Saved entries
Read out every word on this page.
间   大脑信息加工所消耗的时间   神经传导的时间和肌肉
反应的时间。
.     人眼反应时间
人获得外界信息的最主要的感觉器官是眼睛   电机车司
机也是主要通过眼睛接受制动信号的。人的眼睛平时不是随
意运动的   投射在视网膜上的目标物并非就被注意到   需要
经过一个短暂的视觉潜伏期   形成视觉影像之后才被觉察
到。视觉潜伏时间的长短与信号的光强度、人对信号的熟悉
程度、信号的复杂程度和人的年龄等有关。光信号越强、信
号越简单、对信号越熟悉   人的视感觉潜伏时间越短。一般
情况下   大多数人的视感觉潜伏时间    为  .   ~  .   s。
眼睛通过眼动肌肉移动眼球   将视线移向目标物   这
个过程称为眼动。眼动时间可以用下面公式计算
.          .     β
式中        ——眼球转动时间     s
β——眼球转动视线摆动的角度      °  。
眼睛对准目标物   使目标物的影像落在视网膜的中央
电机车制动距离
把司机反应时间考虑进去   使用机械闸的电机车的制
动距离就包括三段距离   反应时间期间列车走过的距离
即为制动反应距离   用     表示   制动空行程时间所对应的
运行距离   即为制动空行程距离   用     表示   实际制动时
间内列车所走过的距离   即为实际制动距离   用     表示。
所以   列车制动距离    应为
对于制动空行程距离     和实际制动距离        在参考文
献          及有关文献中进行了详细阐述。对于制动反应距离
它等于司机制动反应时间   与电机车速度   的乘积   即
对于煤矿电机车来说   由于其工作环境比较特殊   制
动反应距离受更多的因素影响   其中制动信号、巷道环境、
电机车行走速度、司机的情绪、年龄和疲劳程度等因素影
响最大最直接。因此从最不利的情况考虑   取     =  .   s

* * *

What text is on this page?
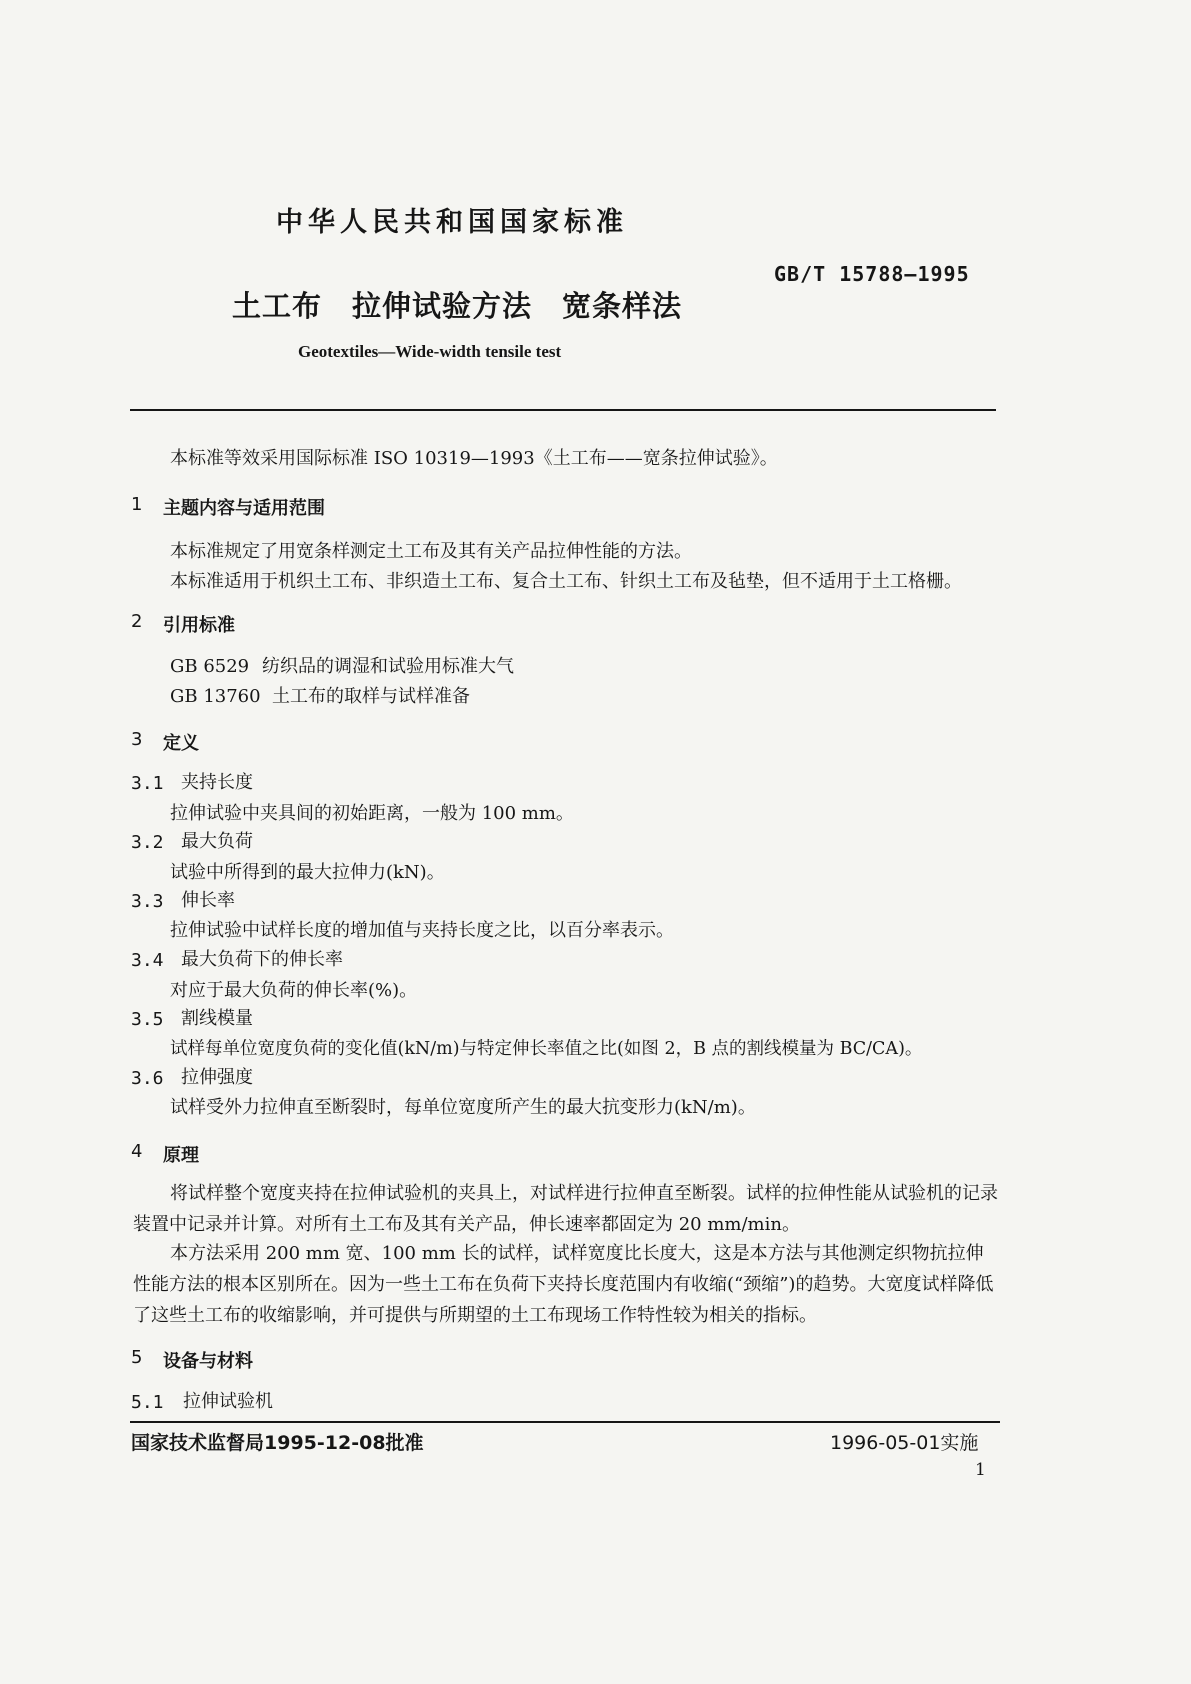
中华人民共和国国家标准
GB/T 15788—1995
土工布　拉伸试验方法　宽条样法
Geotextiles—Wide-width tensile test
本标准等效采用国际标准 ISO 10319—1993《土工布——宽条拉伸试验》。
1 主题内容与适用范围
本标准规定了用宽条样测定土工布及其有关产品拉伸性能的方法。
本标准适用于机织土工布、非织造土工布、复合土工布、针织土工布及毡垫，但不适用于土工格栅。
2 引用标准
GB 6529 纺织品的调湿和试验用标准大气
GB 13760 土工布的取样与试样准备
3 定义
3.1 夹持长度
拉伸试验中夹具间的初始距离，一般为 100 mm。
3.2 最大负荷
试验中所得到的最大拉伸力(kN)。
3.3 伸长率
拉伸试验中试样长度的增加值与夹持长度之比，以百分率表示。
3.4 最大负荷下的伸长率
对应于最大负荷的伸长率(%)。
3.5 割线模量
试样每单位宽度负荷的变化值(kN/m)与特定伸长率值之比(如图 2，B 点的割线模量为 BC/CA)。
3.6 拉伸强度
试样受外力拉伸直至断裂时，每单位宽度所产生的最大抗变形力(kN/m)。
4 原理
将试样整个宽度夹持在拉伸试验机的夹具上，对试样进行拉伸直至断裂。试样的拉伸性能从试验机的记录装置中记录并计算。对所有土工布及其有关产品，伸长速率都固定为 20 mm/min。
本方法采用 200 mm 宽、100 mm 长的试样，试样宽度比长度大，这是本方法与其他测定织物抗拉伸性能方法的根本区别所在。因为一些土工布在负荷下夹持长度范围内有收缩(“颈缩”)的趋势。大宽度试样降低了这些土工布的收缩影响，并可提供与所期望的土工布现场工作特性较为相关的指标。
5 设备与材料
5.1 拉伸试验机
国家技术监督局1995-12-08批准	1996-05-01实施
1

| The exercise |
Pull every line containing "page" out of the records.

| Answer below |
Read out every word on this page.
What text is on this page?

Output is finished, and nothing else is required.